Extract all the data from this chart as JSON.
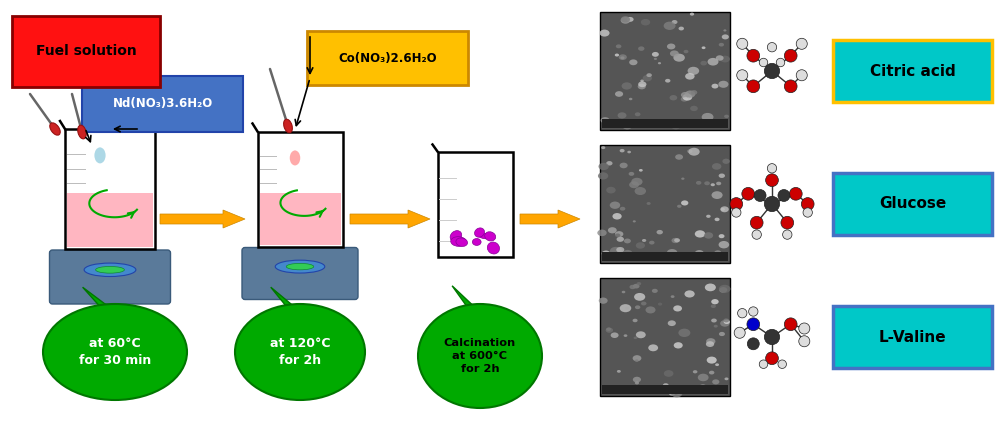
{
  "bg_color": "#ffffff",
  "arrow_color": "#ffa500",
  "hotplate_color": "#5a7a9a",
  "liquid_color": "#ffb6c1",
  "nd_label": "Nd(NO₃)3.6H₂O",
  "co_label": "Co(NO₃)2.6H₂O",
  "fuel_label": "Fuel solution",
  "step1_text": "at 60°C\nfor 30 min",
  "step2_text": "at 120°C\nfor 2h",
  "step3_text": "Calcination\nat 600°C\nfor 2h",
  "label1": "Citric acid",
  "label2": "Glucose",
  "label3": "L-Valine",
  "cyan_color": "#00c8c8",
  "green_bubble": "#00aa00"
}
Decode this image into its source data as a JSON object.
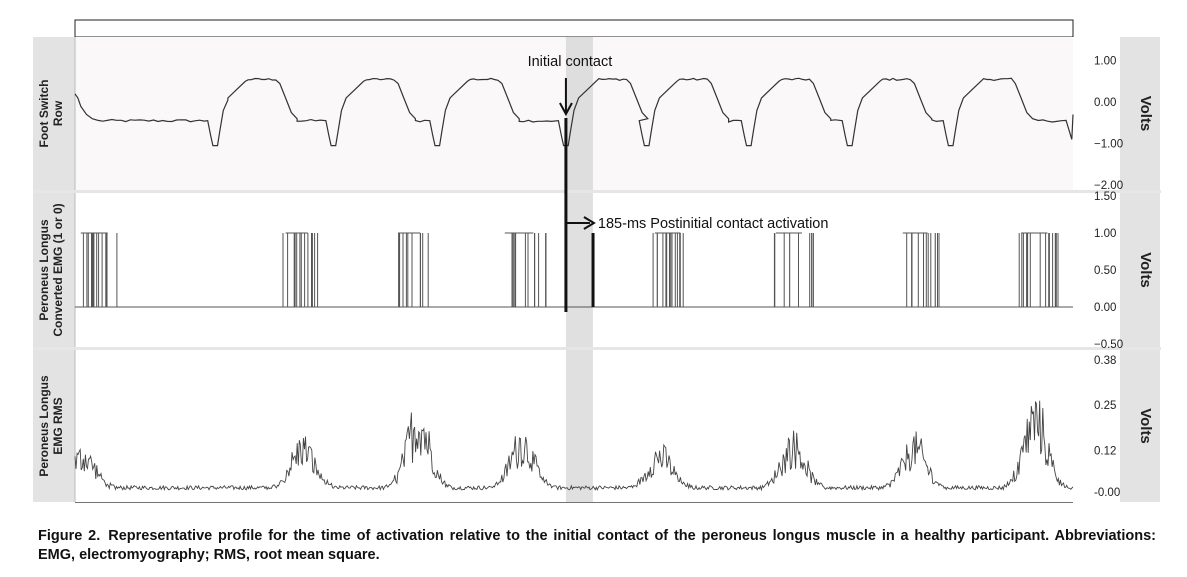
{
  "figure": {
    "caption_label": "Figure 2.",
    "caption_text": "Representative profile for the time of activation relative to the initial contact of the peroneus longus muscle in a healthy participant. Abbreviations: EMG, electromyography; RMS, root mean square."
  },
  "chart_data": [
    {
      "type": "line",
      "panel": "foot-switch",
      "ylabel_lines": [
        "Foot Switch",
        "Row"
      ],
      "right_label": "Volts",
      "yticks": [
        1.0,
        0.0,
        -1.0,
        -2.0
      ],
      "ytick_labels": [
        "1.00",
        "0.00",
        "−1.00",
        "−2.00"
      ],
      "ylim": [
        -2.05,
        1.5
      ],
      "stance_onsets": [
        0.245,
        0.45,
        0.63,
        0.853,
        0.993,
        1.17,
        1.345,
        1.52
      ],
      "levels": {
        "swing": -0.45,
        "stance": 0.55,
        "dip": -1.05
      },
      "annotation": {
        "text": "Initial contact"
      }
    },
    {
      "type": "line",
      "panel": "converted-emg",
      "ylabel_lines": [
        "Peroneus Longus",
        "Converted EMG (1 or 0)"
      ],
      "right_label": "Volts",
      "yticks": [
        1.5,
        1.0,
        0.5,
        0.0,
        -0.5
      ],
      "ytick_labels": [
        "1.50",
        "1.00",
        "0.50",
        "0.00",
        "−0.50"
      ],
      "ylim": [
        -0.5,
        1.5
      ],
      "values_range": [
        0,
        1
      ],
      "burst_starts": [
        0.005,
        0.36,
        0.555,
        0.74,
        1.0,
        1.21,
        1.43,
        1.635
      ],
      "annotation": {
        "text": "185-ms Postinitial contact activation"
      }
    },
    {
      "type": "line",
      "panel": "emg-rms",
      "ylabel_lines": [
        "Peroneus Longus",
        "EMG RMS"
      ],
      "right_label": "Volts",
      "yticks": [
        0.38,
        0.25,
        0.12,
        0.0
      ],
      "ytick_labels": [
        "0.38",
        "0.25",
        "0.12",
        "-0.00"
      ],
      "ylim": [
        -0.02,
        0.4
      ],
      "baseline": 0.01,
      "burst_peaks": [
        {
          "t": 0.02,
          "v": 0.12
        },
        {
          "t": 0.4,
          "v": 0.15
        },
        {
          "t": 0.6,
          "v": 0.25
        },
        {
          "t": 0.78,
          "v": 0.17
        },
        {
          "t": 1.02,
          "v": 0.12
        },
        {
          "t": 1.25,
          "v": 0.16
        },
        {
          "t": 1.46,
          "v": 0.15
        },
        {
          "t": 1.67,
          "v": 0.26
        }
      ]
    }
  ]
}
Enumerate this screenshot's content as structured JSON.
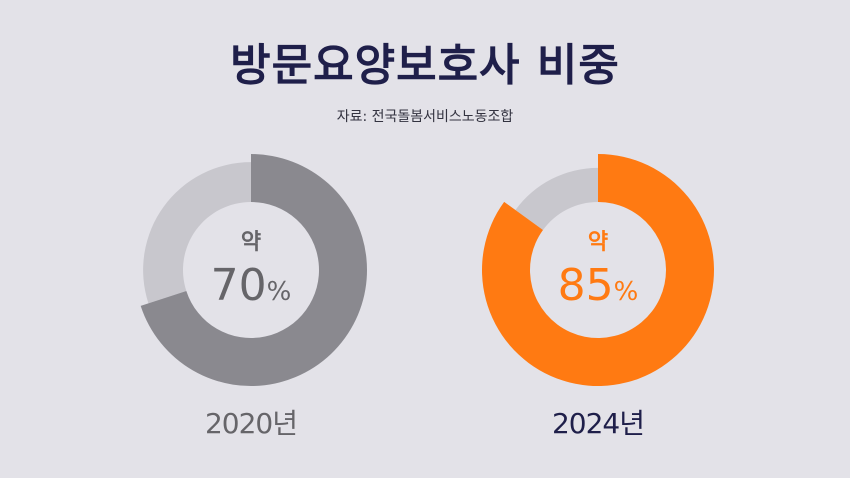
{
  "title": "방문요양보호사 비중",
  "source": "자료: 전국돌봄서비스노동조합",
  "colors": {
    "background": "#e3e2e8",
    "title": "#1f1f4a",
    "remainder": "#c8c7cd",
    "gray_fill": "#8a898f",
    "gray_text": "#666569",
    "orange_fill": "#ff7a12",
    "orange_text": "#ff7a12",
    "label_2024": "#1f1f4a"
  },
  "chart_data": [
    {
      "type": "pie",
      "label": "2020년",
      "prefix": "약",
      "value": 70,
      "unit": "%",
      "total": 100
    },
    {
      "type": "pie",
      "label": "2024년",
      "prefix": "약",
      "value": 85,
      "unit": "%",
      "total": 100
    }
  ]
}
◆ ◆ ◆ ◆ ◆ ◆ ◆
## Stated goal
Identify each line in the entries with the word "activation" and copy it.

## Task output
    "caption_text": "Representative profile for the time of activation relative to the initial contact of the peroneus longus muscle in a healthy participant. Abbreviations: EMG, electromyography; RMS, root mean square."
        "text": "185-ms Postinitial contact activation"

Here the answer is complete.